* THE INPUT:

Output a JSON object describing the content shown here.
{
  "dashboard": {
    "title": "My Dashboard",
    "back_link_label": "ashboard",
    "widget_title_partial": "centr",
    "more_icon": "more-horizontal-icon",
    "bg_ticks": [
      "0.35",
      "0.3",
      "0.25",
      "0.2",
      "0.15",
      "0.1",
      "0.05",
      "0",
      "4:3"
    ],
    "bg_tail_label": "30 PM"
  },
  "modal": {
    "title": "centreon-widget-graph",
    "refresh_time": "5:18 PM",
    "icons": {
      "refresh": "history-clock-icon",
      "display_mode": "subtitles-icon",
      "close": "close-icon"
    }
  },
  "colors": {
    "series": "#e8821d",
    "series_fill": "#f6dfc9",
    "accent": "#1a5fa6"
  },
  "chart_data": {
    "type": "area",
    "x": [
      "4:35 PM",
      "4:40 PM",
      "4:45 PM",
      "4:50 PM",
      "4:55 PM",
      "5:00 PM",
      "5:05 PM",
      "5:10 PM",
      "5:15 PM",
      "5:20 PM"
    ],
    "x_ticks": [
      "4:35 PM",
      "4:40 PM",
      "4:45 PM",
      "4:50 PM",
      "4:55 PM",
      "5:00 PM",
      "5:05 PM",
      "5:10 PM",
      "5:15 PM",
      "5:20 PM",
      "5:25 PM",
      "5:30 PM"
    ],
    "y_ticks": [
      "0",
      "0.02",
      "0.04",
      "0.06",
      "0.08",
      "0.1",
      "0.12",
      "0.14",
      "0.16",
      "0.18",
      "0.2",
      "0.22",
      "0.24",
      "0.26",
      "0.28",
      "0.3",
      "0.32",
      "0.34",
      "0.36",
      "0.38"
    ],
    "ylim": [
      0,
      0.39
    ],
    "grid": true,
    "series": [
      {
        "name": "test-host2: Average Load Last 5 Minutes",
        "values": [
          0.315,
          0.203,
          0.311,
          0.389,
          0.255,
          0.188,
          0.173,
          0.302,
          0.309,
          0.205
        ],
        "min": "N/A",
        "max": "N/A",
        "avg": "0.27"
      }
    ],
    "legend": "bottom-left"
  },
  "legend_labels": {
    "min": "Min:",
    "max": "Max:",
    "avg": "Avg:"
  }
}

* WHAT IS REQUIRED:
Make an exact copy of the listing, including every line.

* THE RESPONSE:
Output a JSON object describing the content shown here.
{
  "dashboard": {
    "title": "My Dashboard",
    "back_link_label": "ashboard",
    "widget_title_partial": "centr",
    "more_icon": "more-horizontal-icon",
    "bg_ticks": [
      "0.35",
      "0.3",
      "0.25",
      "0.2",
      "0.15",
      "0.1",
      "0.05",
      "0",
      "4:3"
    ],
    "bg_tail_label": "30 PM"
  },
  "modal": {
    "title": "centreon-widget-graph",
    "refresh_time": "5:18 PM",
    "icons": {
      "refresh": "history-clock-icon",
      "display_mode": "subtitles-icon",
      "close": "close-icon"
    }
  },
  "colors": {
    "series": "#e8821d",
    "series_fill": "#f6dfc9",
    "accent": "#1a5fa6"
  },
  "chart_data": {
    "type": "area",
    "x": [
      "4:35 PM",
      "4:40 PM",
      "4:45 PM",
      "4:50 PM",
      "4:55 PM",
      "5:00 PM",
      "5:05 PM",
      "5:10 PM",
      "5:15 PM",
      "5:20 PM"
    ],
    "x_ticks": [
      "4:35 PM",
      "4:40 PM",
      "4:45 PM",
      "4:50 PM",
      "4:55 PM",
      "5:00 PM",
      "5:05 PM",
      "5:10 PM",
      "5:15 PM",
      "5:20 PM",
      "5:25 PM",
      "5:30 PM"
    ],
    "y_ticks": [
      "0",
      "0.02",
      "0.04",
      "0.06",
      "0.08",
      "0.1",
      "0.12",
      "0.14",
      "0.16",
      "0.18",
      "0.2",
      "0.22",
      "0.24",
      "0.26",
      "0.28",
      "0.3",
      "0.32",
      "0.34",
      "0.36",
      "0.38"
    ],
    "ylim": [
      0,
      0.39
    ],
    "grid": true,
    "series": [
      {
        "name": "test-host2: Average Load Last 5 Minutes",
        "values": [
          0.315,
          0.203,
          0.311,
          0.389,
          0.255,
          0.188,
          0.173,
          0.302,
          0.309,
          0.205
        ],
        "min": "N/A",
        "max": "N/A",
        "avg": "0.27"
      }
    ],
    "legend": "bottom-left"
  },
  "legend_labels": {
    "min": "Min:",
    "max": "Max:",
    "avg": "Avg:"
  }
}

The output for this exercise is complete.